- **Data**
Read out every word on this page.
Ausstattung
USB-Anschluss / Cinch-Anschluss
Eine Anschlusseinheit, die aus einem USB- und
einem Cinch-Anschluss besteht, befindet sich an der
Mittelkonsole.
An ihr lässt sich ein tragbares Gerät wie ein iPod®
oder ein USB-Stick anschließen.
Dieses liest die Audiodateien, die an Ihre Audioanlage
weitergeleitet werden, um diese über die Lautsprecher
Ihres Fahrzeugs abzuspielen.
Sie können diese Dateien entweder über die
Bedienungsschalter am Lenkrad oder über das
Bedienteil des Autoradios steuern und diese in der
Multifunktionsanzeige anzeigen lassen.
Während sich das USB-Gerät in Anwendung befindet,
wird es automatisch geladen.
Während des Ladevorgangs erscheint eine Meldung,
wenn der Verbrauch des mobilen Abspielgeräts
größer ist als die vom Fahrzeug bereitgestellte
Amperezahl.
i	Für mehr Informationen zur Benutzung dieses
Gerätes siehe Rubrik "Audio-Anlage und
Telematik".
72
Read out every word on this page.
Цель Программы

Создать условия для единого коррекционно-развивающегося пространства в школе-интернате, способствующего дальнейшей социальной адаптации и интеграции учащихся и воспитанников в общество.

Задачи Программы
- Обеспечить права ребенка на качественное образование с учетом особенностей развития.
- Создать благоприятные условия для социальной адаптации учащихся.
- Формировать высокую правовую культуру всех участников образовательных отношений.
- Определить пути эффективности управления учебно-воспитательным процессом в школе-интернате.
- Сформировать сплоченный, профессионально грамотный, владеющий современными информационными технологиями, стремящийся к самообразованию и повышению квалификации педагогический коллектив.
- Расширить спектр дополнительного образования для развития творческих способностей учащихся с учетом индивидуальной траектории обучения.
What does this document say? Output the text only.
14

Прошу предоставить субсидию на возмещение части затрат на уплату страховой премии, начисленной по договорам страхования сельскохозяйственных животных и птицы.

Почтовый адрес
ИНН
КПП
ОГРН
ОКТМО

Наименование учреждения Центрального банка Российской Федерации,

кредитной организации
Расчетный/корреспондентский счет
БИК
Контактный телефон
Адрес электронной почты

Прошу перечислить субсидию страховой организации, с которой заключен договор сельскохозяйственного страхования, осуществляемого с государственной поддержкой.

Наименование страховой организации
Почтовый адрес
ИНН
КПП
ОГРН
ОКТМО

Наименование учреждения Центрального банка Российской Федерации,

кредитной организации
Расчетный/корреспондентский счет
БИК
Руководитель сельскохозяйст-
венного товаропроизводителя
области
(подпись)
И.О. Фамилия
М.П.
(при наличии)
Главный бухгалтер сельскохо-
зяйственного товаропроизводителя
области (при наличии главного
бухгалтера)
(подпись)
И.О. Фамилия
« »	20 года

- **Stated goal**
Copy each line of the records above that carries the word "страховой".

- **Task result**
Прошу предоставить субсидию на возмещение части затрат на уплату страховой премии, начисленной по договорам страхования сельскохозяйственных животных и птицы.
Прошу перечислить субсидию страховой организации, с которой заключен договор сельскохозяйственного страхования, осуществляемого с государственной поддержкой.
Наименование страховой организации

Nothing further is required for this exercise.